▶ [Do this] Below is a listing to write out in full, exactly as given, without its pictures.

========================================================================

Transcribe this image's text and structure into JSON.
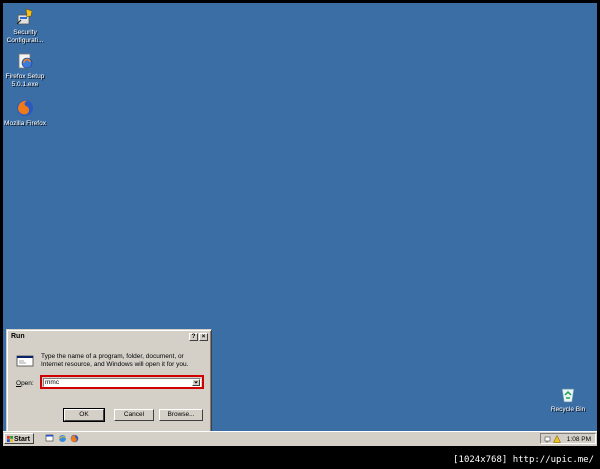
{
  "desktop": {
    "icons": [
      {
        "label_line1": "Security",
        "label_line2": "Configurati..."
      },
      {
        "label_line1": "Firefox Setup",
        "label_line2": "5.0.1.exe"
      },
      {
        "label_line1": "Mozilla Firefox",
        "label_line2": ""
      },
      {
        "label_line1": "Recycle Bin",
        "label_line2": ""
      }
    ]
  },
  "run_dialog": {
    "title": "Run",
    "help_btn": "?",
    "close_btn": "×",
    "description": "Type the name of a program, folder, document, or Internet resource, and Windows will open it for you.",
    "open_label_prefix": "O",
    "open_label_rest": "pen:",
    "open_value": "mmc",
    "ok_label": "OK",
    "cancel_label": "Cancel",
    "browse_label": "Browse..."
  },
  "taskbar": {
    "start_label": "Start",
    "clock": "1:08 PM"
  },
  "watermark": "[1024x768] http://upic.me/",
  "colors": {
    "desktop": "#3a6ea5",
    "highlight": "#d00000",
    "chrome": "#d4d0c8"
  }
}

========================================================================

▶ [Final answer]
Transcribe this image's text and structure into JSON.
{
  "desktop": {
    "icons": [
      {
        "label_line1": "Security",
        "label_line2": "Configurati..."
      },
      {
        "label_line1": "Firefox Setup",
        "label_line2": "5.0.1.exe"
      },
      {
        "label_line1": "Mozilla Firefox",
        "label_line2": ""
      },
      {
        "label_line1": "Recycle Bin",
        "label_line2": ""
      }
    ]
  },
  "run_dialog": {
    "title": "Run",
    "help_btn": "?",
    "close_btn": "×",
    "description": "Type the name of a program, folder, document, or Internet resource, and Windows will open it for you.",
    "open_label_prefix": "O",
    "open_label_rest": "pen:",
    "open_value": "mmc",
    "ok_label": "OK",
    "cancel_label": "Cancel",
    "browse_label": "Browse..."
  },
  "taskbar": {
    "start_label": "Start",
    "clock": "1:08 PM"
  },
  "watermark": "[1024x768] http://upic.me/",
  "colors": {
    "desktop": "#3a6ea5",
    "highlight": "#d00000",
    "chrome": "#d4d0c8"
  }
}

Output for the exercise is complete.